-- start of DATA LISTING --
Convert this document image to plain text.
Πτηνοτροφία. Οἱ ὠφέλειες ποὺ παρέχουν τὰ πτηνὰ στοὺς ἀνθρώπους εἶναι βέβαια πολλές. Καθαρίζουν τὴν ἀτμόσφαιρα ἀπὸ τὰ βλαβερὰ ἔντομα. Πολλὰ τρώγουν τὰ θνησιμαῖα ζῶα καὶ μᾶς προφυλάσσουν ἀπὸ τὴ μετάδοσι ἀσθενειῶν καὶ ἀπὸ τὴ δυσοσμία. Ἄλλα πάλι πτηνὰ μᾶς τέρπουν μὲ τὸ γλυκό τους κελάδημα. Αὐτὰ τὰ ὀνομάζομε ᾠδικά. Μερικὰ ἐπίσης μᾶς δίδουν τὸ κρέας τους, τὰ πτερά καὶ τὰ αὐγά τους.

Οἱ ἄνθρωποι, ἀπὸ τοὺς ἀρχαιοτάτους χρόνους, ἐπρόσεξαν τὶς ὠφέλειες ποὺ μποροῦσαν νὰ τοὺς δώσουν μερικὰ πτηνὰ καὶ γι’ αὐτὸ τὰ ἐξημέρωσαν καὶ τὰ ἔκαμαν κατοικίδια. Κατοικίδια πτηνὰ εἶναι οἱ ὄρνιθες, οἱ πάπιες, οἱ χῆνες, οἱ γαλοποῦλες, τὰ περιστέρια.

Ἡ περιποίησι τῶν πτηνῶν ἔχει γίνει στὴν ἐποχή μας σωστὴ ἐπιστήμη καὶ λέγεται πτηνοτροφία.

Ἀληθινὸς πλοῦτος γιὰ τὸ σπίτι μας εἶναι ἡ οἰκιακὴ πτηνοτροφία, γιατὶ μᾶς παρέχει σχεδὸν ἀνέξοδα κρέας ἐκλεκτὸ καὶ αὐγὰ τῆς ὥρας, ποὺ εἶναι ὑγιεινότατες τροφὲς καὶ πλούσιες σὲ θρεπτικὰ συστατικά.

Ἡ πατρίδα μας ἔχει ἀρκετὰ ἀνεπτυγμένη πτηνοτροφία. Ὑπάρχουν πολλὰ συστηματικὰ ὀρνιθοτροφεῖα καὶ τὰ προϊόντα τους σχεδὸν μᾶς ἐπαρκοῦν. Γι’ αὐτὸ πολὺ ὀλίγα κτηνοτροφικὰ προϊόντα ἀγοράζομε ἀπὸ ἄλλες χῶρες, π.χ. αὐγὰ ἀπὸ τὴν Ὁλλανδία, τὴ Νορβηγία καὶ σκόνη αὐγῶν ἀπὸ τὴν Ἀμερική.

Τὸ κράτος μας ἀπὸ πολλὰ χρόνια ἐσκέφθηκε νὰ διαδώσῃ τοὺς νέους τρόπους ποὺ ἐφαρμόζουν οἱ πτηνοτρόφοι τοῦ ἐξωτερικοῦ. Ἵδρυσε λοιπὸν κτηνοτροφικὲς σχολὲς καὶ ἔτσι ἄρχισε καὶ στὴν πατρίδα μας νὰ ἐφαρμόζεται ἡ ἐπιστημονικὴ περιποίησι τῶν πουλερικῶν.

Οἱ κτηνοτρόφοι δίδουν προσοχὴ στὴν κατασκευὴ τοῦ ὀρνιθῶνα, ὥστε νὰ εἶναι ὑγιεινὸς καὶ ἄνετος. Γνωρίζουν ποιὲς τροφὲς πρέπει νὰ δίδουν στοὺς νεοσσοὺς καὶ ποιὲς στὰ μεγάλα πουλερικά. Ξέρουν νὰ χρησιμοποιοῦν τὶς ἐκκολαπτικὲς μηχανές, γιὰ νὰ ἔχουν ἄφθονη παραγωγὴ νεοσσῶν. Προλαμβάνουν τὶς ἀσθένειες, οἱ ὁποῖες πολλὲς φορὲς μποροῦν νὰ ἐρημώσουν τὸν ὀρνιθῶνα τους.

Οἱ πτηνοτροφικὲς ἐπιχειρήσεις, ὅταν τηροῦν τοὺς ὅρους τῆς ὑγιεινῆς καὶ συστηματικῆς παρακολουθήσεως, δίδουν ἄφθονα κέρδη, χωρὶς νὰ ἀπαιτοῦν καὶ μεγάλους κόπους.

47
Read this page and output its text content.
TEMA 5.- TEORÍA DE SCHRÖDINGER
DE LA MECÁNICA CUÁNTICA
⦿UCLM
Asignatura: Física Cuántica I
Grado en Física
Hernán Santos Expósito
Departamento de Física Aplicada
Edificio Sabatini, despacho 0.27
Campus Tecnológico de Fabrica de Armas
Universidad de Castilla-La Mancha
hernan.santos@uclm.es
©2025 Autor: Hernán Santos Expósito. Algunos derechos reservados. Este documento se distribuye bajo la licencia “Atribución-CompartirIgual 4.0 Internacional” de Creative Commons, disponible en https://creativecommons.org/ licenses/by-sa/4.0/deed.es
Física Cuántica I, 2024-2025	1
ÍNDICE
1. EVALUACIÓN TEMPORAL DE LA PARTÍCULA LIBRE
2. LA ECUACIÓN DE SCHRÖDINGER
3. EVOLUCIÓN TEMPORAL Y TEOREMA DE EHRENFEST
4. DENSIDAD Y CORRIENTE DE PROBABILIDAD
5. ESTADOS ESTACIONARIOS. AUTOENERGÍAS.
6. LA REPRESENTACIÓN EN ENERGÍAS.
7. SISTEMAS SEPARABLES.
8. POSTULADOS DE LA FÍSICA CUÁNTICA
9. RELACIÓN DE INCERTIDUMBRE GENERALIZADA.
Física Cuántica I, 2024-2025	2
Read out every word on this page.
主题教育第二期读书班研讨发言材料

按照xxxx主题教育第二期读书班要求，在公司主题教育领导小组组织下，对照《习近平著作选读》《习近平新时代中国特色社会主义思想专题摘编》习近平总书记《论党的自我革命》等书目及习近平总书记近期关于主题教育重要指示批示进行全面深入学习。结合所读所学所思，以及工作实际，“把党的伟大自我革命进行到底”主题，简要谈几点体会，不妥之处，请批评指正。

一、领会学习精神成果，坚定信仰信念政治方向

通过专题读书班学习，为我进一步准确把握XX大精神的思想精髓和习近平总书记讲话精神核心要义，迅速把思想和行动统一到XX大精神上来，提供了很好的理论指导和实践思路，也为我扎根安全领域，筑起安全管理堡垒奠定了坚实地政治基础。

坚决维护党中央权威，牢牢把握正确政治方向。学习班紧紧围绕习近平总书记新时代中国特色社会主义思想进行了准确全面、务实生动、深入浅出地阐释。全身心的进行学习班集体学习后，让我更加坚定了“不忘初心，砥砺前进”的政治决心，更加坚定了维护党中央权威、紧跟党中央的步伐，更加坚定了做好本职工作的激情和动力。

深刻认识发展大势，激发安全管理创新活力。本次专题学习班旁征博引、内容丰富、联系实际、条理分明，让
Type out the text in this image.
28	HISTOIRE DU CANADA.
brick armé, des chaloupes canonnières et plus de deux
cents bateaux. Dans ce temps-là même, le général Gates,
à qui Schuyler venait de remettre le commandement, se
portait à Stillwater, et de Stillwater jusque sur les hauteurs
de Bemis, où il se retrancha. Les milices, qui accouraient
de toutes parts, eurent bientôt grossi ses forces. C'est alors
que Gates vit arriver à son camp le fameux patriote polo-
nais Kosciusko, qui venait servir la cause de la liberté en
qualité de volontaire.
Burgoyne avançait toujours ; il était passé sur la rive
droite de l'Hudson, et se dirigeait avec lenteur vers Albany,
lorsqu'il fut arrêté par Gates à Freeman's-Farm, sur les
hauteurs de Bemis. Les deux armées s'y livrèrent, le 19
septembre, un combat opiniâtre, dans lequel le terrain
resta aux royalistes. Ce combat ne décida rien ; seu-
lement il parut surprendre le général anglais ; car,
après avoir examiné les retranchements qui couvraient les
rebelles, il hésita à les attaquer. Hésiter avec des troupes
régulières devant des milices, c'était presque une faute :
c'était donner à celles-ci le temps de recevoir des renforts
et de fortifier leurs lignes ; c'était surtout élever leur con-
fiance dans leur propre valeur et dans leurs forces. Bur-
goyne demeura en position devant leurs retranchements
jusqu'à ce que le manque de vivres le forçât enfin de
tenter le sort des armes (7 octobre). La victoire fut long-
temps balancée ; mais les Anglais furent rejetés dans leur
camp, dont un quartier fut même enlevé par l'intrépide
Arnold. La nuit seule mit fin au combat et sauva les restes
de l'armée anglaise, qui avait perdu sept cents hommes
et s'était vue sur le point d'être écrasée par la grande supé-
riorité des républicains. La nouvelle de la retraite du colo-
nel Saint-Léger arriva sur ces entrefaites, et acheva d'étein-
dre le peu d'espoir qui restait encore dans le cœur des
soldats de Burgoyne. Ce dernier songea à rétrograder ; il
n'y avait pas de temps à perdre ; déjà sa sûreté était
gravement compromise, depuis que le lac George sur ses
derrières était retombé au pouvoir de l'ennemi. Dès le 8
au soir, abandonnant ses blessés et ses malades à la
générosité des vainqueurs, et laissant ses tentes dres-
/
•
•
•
-- end of DATA LISTING --
### TASK STATEMENT:
Pull out every line of the entries that includes the word "devant".

### WORKED ANSWER:
régulières devant des milices, c'était presque une faute :
goyne demeura en position devant leurs retranchements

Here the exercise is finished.